Return the listing below exactly, with the pictures dropped.

** start of Dataset records **

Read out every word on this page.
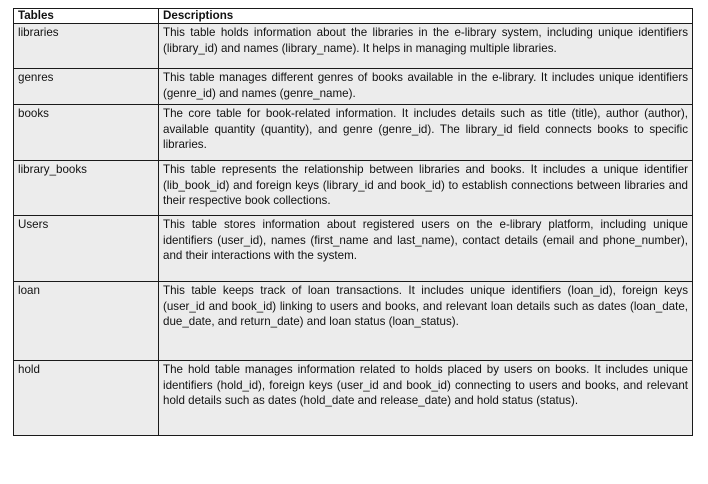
Tables	Descriptions
libraries	This table holds information about the libraries in the e-library system, including unique identifiers (library_id) and names (library_name). It helps in managing multiple libraries.
genres	This table manages different genres of books available in the e-library. It includes unique identifiers (genre_id) and names (genre_name).
books	The core table for book-related information. It includes details such as title (title), author (author), available quantity (quantity), and genre (genre_id). The library_id field connects books to specific libraries.
library_books	This table represents the relationship between libraries and books. It includes a unique identifier (lib_book_id) and foreign keys (library_id and book_id) to establish connections between libraries and their respective book collections.
Users	This table stores information about registered users on the e-library platform, including unique identifiers (user_id), names (first_name and last_name), contact details (email and phone_number), and their interactions with the system.
loan	This table keeps track of loan transactions. It includes unique identifiers (loan_id), foreign keys (user_id and book_id) linking to users and books, and relevant loan details such as dates (loan_date, due_date, and return_date) and loan status (loan_status).
hold	The hold table manages information related to holds placed by users on books. It includes unique identifiers (hold_id), foreign keys (user_id and book_id) connecting to users and books, and relevant hold details such as dates (hold_date and release_date) and hold status (status).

** end of Dataset records **

### Solution for this problem
Read out every word on this page.
Tables	Descriptions
libraries	This table holds information about the libraries in the e-library system, including unique identifiers (library_id) and names (library_name). It helps in managing multiple libraries.
genres	This table manages different genres of books available in the e-library. It includes unique identifiers (genre_id) and names (genre_name).
books	The core table for book-related information. It includes details such as title (title), author (author), available quantity (quantity), and genre (genre_id). The library_id field connects books to specific libraries.
library_books	This table represents the relationship between libraries and books. It includes a unique identifier (lib_book_id) and foreign keys (library_id and book_id) to establish connections between libraries and their respective book collections.
Users	This table stores information about registered users on the e-library platform, including unique identifiers (user_id), names (first_name and last_name), contact details (email and phone_number), and their interactions with the system.
loan	This table keeps track of loan transactions. It includes unique identifiers (loan_id), foreign keys (user_id and book_id) linking to users and books, and relevant loan details such as dates (loan_date, due_date, and return_date) and loan status (loan_status).
hold	The hold table manages information related to holds placed by users on books. It includes unique identifiers (hold_id), foreign keys (user_id and book_id) connecting to users and books, and relevant hold details such as dates (hold_date and release_date) and hold status (status).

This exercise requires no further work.